* **WRITTEN REQUEST**
Work through the material below and count the lines holding the word "nivel"; give that count and nothing more.

* **DATASET CONTENT**
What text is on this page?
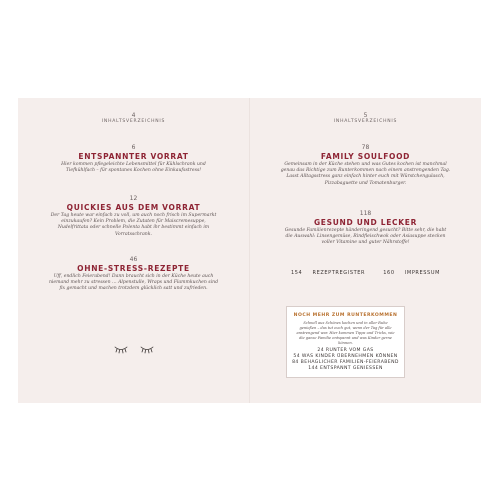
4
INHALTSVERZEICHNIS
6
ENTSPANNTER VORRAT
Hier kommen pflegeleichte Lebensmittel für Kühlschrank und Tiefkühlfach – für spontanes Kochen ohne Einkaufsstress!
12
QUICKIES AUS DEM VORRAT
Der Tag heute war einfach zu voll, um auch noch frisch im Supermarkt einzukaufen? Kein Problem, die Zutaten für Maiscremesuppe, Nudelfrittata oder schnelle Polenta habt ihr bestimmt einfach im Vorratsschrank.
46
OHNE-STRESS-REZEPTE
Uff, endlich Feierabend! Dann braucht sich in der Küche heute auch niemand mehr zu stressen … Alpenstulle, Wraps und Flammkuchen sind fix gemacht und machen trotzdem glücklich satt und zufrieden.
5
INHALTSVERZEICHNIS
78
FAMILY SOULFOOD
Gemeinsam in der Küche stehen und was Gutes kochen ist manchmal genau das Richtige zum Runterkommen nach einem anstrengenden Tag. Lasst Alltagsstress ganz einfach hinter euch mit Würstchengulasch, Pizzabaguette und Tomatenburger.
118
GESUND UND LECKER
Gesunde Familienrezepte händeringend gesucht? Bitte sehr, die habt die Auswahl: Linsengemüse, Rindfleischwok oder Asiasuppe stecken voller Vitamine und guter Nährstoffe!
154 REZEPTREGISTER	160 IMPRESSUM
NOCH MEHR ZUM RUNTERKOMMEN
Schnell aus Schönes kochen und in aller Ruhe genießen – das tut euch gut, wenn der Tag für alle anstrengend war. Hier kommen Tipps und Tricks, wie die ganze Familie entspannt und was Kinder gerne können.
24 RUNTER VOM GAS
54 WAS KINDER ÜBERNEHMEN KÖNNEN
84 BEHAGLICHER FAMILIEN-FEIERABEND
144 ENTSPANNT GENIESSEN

---

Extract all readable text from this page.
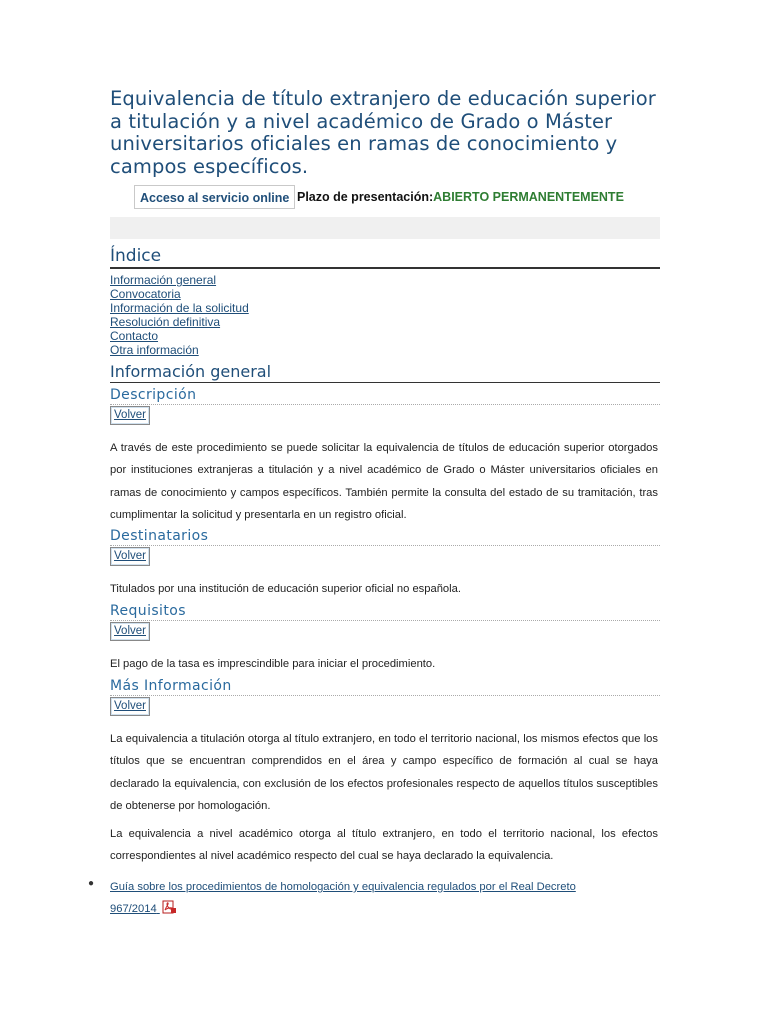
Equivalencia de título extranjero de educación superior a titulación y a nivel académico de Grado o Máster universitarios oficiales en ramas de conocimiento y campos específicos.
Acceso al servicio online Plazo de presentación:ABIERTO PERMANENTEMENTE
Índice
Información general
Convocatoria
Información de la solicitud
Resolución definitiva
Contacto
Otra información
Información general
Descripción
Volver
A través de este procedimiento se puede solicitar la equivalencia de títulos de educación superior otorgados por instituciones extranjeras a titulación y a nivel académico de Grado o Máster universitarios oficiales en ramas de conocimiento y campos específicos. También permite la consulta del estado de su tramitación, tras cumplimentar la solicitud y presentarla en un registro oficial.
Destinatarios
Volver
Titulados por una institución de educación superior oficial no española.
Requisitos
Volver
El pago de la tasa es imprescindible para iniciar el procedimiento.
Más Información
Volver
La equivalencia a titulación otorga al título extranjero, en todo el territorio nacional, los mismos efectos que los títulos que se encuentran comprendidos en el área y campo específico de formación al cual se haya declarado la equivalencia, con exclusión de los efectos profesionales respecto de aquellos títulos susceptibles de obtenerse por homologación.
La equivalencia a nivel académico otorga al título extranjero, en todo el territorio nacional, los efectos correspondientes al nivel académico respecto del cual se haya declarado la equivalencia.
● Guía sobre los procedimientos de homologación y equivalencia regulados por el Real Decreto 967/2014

* * *

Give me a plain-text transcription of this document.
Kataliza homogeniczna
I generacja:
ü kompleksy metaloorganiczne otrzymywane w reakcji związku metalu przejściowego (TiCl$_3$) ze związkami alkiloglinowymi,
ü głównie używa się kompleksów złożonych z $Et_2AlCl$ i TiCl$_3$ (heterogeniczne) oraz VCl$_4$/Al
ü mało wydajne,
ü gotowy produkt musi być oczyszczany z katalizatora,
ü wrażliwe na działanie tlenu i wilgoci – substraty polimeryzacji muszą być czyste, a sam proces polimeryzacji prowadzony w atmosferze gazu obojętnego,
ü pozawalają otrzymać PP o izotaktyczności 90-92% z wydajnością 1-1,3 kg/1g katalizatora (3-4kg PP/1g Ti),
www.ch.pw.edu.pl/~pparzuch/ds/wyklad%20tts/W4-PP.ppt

* **OUTPUT BELOW**
3